'''

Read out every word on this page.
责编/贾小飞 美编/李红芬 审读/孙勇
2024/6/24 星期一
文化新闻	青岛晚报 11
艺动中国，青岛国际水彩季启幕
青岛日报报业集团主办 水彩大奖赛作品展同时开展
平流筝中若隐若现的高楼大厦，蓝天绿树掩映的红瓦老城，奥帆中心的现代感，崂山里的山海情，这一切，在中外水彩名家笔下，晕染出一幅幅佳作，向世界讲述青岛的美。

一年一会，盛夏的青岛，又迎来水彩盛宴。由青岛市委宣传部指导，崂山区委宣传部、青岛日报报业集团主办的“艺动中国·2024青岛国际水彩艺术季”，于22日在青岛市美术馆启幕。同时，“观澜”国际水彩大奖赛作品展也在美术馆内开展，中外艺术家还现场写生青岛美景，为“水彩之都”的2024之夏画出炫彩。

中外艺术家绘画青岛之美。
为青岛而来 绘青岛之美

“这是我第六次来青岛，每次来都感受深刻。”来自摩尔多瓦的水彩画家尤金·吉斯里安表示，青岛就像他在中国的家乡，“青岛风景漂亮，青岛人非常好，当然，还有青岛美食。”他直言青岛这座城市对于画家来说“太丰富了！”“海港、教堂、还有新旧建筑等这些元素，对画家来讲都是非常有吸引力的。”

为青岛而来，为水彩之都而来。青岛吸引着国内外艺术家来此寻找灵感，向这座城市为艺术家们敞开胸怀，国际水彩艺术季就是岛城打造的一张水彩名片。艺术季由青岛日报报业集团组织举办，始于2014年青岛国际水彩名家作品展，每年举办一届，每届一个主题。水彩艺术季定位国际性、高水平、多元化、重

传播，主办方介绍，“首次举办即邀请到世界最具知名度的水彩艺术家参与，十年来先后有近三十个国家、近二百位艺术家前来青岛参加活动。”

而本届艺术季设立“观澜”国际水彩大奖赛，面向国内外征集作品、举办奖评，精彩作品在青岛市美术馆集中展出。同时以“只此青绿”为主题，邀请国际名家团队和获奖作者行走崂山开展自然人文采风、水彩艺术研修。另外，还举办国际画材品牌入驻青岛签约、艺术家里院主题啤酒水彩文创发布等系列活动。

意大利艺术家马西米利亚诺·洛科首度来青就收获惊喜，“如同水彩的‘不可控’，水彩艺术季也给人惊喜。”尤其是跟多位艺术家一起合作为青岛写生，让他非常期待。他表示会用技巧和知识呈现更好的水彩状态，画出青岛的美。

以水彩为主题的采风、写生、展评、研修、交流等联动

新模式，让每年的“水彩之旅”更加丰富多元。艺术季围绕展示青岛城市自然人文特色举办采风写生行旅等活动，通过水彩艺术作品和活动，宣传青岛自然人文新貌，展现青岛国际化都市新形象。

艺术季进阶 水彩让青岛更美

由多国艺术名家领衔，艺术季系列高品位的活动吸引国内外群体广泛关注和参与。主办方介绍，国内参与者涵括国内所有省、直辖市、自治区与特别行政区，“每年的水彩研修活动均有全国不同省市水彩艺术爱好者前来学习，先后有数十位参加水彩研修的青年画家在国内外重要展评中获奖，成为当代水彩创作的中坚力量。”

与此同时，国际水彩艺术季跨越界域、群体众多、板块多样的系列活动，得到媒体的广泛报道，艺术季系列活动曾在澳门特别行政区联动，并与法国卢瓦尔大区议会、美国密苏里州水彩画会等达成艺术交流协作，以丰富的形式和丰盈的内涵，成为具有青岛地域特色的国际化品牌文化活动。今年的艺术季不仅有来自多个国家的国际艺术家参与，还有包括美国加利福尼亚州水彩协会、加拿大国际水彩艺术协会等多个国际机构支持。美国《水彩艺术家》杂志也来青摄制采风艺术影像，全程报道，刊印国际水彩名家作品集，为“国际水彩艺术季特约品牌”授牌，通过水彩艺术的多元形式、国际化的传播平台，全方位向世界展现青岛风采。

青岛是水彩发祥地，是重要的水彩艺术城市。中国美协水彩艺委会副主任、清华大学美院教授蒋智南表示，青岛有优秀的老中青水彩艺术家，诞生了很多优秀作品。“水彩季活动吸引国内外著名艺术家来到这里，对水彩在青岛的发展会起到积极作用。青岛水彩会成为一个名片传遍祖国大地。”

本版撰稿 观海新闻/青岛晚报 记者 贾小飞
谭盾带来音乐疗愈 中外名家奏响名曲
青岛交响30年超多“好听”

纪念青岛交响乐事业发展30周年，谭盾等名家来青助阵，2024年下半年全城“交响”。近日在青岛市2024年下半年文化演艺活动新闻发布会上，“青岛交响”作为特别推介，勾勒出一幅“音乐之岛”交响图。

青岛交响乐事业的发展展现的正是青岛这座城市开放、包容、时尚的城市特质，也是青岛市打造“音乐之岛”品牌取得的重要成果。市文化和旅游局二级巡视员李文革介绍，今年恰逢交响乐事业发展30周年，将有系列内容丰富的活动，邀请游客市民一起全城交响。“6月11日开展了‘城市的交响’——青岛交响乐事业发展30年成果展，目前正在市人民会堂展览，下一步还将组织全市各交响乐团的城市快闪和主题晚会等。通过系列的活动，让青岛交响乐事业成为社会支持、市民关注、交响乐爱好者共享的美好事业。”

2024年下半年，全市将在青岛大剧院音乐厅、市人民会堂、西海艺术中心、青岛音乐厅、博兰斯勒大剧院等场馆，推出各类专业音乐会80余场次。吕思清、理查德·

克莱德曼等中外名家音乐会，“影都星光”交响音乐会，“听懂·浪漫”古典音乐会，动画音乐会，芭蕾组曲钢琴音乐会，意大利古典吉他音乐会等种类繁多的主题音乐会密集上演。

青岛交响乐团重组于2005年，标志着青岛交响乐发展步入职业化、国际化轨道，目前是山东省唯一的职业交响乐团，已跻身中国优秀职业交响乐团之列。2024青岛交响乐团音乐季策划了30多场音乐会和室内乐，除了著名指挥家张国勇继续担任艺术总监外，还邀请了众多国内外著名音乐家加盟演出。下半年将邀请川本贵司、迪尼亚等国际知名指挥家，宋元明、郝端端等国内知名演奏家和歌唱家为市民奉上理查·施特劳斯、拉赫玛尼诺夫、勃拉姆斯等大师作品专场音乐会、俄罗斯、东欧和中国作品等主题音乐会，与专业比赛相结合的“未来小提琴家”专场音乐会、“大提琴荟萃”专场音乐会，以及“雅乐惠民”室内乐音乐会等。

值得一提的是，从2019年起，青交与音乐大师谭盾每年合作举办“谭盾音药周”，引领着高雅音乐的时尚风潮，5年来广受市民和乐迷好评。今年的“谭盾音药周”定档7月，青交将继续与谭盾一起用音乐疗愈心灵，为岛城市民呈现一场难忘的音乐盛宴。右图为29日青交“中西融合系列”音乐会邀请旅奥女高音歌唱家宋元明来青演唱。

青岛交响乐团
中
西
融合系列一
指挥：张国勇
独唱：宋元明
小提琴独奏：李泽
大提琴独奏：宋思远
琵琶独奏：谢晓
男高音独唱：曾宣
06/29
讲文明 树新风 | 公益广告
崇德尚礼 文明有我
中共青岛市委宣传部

'''

■ **What you need to do**
From the listing above, return each line with the word "为青岛而来".

■ **Final answer**
为青岛而来 绘青岛之美
为青岛而来，为水彩之都而来。青岛吸引着国内外艺术家来此寻找灵感，向这座城市为艺术家们敞开胸怀，国际水彩艺术季就是岛城打造的一张水彩名片。艺术季由青岛日报报业集团组织举办，始于2014年青岛国际水彩名家作品展，每年举办一届，每届一个主题。水彩艺术季定位国际性、高水平、多元化、重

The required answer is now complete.